* **TASK STATEMENT**: Locate "Extract all readable text from this page." in the listing below, then output the line holding it and every line after it, exactly and with nothing else.
* BEGIN *
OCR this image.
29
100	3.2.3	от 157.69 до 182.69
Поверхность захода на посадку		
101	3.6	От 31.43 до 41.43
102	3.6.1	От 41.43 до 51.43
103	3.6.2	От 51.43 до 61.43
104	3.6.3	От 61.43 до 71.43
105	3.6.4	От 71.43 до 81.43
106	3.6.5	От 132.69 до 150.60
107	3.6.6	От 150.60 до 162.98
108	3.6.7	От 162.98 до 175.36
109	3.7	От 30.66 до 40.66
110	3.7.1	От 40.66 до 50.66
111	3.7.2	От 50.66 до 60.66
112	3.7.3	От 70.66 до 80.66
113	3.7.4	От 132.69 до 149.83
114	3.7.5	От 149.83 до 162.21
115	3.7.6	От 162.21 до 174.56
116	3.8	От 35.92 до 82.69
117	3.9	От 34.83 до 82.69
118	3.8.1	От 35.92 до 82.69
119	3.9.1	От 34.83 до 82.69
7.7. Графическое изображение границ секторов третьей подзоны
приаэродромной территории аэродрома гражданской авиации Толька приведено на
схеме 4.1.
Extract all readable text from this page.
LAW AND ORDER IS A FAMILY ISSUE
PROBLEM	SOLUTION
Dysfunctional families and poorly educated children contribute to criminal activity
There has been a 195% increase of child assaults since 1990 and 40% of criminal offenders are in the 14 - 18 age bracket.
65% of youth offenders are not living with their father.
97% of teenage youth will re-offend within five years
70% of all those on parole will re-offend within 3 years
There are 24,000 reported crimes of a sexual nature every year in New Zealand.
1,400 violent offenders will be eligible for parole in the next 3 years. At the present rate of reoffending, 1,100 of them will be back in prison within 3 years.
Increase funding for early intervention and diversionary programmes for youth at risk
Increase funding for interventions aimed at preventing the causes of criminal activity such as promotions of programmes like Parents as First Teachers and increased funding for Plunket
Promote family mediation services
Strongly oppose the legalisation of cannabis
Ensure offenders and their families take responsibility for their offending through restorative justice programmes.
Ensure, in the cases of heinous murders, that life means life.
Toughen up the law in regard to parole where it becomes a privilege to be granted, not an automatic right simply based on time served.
* END *
* **PROBLEM SOLUTION**:
Extract all readable text from this page.
LAW AND ORDER IS A FAMILY ISSUE
PROBLEM	SOLUTION
Dysfunctional families and poorly educated children contribute to criminal activity
There has been a 195% increase of child assaults since 1990 and 40% of criminal offenders are in the 14 - 18 age bracket.
65% of youth offenders are not living with their father.
97% of teenage youth will re-offend within five years
70% of all those on parole will re-offend within 3 years
There are 24,000 reported crimes of a sexual nature every year in New Zealand.
1,400 violent offenders will be eligible for parole in the next 3 years. At the present rate of reoffending, 1,100 of them will be back in prison within 3 years.
Increase funding for early intervention and diversionary programmes for youth at risk
Increase funding for interventions aimed at preventing the causes of criminal activity such as promotions of programmes like Parents as First Teachers and increased funding for Plunket
Promote family mediation services
Strongly oppose the legalisation of cannabis
Ensure offenders and their families take responsibility for their offending through restorative justice programmes.
Ensure, in the cases of heinous murders, that life means life.
Toughen up the law in regard to parole where it becomes a privilege to be granted, not an automatic right simply based on time served.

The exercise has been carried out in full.